═══ Entries supplied

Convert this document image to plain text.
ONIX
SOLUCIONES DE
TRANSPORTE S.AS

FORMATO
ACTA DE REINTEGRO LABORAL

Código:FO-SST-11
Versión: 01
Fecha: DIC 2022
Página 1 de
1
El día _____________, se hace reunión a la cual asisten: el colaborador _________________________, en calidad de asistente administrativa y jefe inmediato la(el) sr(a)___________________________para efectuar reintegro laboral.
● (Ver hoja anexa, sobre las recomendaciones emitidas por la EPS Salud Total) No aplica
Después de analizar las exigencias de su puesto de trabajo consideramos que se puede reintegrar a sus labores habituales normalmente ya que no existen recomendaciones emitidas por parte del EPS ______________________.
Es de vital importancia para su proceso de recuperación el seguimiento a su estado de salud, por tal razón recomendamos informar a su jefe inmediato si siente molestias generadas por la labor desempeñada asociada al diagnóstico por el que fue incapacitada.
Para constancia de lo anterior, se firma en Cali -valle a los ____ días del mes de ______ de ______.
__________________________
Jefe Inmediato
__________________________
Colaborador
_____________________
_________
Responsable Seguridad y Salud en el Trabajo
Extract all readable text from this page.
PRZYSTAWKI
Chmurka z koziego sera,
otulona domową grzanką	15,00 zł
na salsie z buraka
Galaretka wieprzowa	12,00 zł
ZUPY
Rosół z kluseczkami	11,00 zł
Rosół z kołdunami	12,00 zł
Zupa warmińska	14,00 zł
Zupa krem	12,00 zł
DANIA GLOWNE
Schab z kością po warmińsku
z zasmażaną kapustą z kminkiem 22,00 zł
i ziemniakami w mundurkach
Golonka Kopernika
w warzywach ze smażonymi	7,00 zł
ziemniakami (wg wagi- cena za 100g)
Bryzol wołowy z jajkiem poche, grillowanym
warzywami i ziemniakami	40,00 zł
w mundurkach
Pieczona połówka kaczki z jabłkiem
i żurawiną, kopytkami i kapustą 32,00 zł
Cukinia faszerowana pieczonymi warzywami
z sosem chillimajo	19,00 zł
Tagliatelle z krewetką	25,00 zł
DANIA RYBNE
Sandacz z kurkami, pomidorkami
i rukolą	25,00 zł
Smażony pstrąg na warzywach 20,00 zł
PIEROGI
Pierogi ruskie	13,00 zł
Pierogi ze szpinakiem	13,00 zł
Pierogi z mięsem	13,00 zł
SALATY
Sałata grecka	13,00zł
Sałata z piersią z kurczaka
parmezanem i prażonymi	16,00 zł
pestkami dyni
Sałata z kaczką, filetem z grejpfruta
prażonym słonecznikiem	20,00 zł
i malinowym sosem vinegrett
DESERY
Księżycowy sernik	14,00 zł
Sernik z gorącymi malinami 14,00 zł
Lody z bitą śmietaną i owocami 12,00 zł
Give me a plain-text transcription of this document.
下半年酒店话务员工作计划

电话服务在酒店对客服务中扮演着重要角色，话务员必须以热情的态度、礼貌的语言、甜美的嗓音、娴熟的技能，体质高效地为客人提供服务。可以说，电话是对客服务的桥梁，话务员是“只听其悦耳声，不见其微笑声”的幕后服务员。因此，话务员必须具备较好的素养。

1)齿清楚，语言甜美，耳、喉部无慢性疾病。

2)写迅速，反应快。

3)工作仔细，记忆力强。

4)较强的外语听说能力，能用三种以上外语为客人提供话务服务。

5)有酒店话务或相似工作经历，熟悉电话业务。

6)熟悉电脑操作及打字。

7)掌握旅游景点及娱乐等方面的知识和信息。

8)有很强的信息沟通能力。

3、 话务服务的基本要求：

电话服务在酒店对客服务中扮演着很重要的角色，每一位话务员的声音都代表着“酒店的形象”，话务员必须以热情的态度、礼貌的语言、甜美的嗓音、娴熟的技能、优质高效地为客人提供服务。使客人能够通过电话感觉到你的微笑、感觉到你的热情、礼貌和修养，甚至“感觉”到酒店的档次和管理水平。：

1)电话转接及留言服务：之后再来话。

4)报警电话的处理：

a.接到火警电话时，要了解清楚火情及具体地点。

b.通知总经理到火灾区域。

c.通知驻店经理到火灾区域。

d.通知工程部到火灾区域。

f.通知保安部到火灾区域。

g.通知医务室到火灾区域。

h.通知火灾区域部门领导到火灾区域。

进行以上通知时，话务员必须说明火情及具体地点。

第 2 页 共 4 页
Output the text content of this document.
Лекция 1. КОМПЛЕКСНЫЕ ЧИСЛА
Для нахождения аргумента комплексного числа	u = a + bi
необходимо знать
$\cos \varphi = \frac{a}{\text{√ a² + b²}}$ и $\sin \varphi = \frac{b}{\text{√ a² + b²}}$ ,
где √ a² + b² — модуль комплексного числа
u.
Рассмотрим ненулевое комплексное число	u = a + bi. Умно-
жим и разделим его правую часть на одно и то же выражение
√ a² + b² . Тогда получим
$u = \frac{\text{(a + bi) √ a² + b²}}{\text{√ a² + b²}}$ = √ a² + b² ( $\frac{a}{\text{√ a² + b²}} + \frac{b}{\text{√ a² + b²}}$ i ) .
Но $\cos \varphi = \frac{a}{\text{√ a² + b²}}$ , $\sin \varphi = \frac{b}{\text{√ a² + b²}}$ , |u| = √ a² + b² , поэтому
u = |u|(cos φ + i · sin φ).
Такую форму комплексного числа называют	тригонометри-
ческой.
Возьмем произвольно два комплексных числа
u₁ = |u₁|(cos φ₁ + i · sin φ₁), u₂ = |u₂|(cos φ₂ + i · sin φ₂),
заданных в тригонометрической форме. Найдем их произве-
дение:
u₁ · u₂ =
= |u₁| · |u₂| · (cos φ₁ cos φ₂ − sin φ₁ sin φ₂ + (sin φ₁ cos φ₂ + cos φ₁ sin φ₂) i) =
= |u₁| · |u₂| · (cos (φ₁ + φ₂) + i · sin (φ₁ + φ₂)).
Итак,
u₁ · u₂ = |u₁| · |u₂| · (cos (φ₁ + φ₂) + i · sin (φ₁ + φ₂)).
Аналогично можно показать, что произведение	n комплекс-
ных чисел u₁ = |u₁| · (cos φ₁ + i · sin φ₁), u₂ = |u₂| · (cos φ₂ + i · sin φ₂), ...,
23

══════

[Task prompt]:
Report only how many lines of the listing hold the word "甜美的嗓音".

[Answer for this exercise]:
2